─── ENTRIES SUPPLIED
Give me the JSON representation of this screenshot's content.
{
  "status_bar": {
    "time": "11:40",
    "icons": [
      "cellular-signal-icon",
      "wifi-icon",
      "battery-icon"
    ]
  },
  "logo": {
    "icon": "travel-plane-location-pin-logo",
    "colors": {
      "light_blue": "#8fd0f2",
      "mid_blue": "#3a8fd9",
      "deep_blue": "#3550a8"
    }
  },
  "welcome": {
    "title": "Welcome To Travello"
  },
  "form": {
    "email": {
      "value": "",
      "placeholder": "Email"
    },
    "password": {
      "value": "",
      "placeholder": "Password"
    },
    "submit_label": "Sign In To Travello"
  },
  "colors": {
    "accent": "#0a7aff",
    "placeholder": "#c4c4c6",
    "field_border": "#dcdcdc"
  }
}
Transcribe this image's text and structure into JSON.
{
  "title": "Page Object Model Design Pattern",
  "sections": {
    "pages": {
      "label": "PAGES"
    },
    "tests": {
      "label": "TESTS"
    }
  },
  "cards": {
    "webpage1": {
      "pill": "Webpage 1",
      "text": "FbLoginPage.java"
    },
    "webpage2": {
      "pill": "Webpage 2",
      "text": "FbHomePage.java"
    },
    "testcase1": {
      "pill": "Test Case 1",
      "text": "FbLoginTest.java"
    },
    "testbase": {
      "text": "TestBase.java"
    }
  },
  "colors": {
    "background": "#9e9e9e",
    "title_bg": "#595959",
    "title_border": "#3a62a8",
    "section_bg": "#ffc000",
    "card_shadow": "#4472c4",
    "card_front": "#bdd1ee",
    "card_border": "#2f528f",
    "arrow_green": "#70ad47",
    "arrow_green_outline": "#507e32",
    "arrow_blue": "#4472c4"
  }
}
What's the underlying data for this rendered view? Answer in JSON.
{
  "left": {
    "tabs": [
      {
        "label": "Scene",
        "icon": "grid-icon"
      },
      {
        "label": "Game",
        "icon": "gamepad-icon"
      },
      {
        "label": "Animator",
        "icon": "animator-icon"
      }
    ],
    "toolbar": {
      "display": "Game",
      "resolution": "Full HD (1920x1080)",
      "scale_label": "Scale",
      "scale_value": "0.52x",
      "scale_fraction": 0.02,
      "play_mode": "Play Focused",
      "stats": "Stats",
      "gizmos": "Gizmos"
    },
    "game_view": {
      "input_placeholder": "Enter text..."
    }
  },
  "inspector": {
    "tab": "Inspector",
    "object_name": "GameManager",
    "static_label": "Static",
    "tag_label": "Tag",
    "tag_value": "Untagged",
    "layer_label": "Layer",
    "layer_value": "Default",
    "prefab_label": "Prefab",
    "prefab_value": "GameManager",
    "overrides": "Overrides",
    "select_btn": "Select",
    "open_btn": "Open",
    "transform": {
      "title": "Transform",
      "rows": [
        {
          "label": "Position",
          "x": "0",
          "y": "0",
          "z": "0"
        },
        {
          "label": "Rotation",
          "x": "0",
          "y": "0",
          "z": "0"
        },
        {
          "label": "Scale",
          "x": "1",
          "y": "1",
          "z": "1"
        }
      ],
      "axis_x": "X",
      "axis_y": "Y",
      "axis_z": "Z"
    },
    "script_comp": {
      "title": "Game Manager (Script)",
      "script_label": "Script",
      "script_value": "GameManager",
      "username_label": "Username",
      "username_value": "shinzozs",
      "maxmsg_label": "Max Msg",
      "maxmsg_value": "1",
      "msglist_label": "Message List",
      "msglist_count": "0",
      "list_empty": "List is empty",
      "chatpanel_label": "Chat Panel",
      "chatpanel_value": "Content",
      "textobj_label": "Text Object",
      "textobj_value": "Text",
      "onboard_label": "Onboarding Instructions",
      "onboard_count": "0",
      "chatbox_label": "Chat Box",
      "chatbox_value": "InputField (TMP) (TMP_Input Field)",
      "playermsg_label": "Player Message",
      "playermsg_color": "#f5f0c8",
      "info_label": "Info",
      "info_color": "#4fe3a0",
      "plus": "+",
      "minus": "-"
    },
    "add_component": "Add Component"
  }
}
──────
## WHAT YOU ARE ASKED TO DO
Above are the records. Identify each line that contains the word "Travello".

## OUTPUT BELOW
    "title": "Welcome To Travello"
    "submit_label": "Sign In To Travello"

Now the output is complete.